• Written request: List each line in which the string "page" appears.

[Stored data entries]
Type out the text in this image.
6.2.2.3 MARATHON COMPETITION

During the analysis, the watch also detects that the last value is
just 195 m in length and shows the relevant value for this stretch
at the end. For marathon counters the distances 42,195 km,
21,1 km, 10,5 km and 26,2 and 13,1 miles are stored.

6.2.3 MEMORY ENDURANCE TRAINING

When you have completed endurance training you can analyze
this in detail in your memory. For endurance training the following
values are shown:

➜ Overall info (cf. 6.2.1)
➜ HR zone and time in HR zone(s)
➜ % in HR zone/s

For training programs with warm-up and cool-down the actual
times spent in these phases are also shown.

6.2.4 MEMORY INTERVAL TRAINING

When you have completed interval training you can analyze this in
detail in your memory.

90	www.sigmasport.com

...

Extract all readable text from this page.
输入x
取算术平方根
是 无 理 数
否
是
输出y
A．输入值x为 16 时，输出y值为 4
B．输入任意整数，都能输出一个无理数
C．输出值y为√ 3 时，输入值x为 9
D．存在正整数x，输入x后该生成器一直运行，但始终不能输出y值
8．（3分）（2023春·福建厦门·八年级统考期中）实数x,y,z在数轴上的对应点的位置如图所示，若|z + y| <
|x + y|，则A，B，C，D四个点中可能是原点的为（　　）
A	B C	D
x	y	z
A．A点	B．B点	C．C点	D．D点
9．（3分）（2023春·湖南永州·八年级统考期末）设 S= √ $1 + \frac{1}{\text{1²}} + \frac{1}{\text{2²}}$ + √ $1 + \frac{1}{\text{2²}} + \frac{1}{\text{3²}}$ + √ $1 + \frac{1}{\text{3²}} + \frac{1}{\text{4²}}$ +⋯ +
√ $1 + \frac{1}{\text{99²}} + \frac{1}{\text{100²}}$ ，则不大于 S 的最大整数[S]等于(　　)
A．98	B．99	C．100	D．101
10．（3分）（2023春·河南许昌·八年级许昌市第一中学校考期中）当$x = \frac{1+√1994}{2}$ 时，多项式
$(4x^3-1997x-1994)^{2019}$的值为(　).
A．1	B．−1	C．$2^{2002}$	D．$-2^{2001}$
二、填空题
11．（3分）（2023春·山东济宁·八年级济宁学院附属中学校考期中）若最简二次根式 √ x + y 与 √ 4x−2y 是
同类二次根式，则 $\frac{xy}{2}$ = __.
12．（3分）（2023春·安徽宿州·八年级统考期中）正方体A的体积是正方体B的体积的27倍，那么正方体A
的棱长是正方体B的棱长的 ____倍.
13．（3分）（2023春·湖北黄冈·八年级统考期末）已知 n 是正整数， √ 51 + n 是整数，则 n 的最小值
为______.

...

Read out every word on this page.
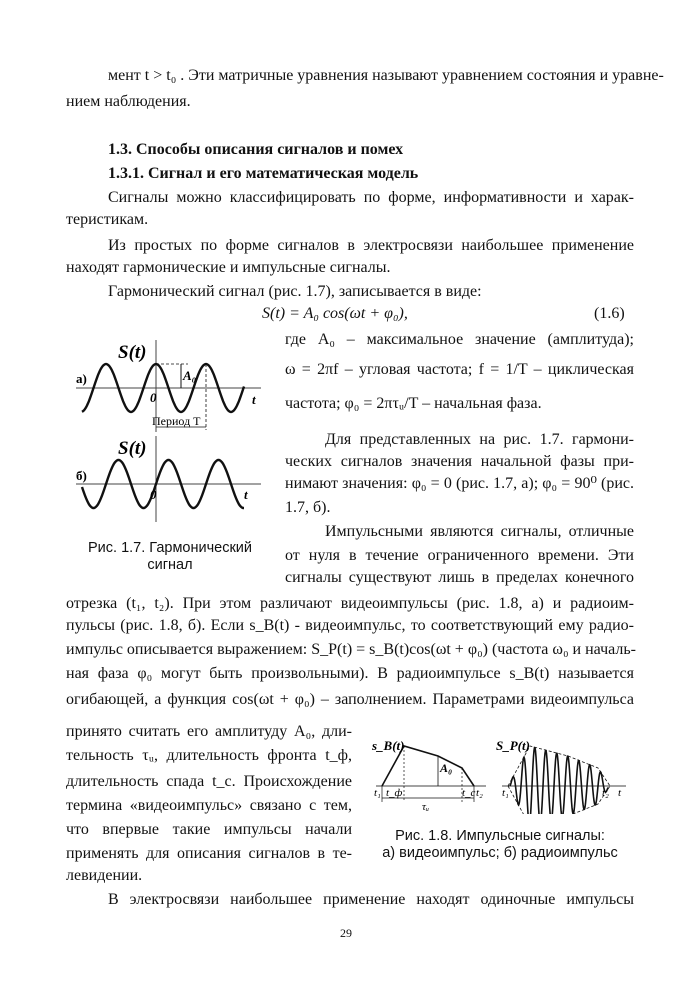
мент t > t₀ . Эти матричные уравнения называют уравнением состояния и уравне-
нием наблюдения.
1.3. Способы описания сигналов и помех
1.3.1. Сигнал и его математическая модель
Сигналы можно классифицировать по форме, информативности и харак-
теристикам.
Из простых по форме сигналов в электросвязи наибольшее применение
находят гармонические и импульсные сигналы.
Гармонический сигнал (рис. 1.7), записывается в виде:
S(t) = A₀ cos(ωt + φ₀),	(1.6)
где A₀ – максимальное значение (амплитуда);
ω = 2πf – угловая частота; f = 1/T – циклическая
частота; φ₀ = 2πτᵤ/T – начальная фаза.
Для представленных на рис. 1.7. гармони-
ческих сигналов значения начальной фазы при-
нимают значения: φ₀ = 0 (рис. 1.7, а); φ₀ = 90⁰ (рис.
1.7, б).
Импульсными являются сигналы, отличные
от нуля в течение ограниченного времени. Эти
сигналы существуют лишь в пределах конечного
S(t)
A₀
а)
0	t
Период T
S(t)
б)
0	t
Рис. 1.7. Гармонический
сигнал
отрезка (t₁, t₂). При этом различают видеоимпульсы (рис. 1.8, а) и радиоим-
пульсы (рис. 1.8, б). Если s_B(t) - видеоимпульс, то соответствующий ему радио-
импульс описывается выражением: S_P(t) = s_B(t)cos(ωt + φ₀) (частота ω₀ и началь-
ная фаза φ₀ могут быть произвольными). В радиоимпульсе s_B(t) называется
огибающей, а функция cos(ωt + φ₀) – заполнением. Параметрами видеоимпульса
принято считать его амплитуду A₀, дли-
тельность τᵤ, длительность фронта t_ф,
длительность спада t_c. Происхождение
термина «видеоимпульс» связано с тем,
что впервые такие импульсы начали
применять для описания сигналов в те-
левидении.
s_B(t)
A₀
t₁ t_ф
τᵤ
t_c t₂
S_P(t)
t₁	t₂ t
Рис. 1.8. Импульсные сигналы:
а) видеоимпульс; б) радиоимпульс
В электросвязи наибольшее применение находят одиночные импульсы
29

• Solution to this task:
Extract all readable text from this page.
Read out every word on this page.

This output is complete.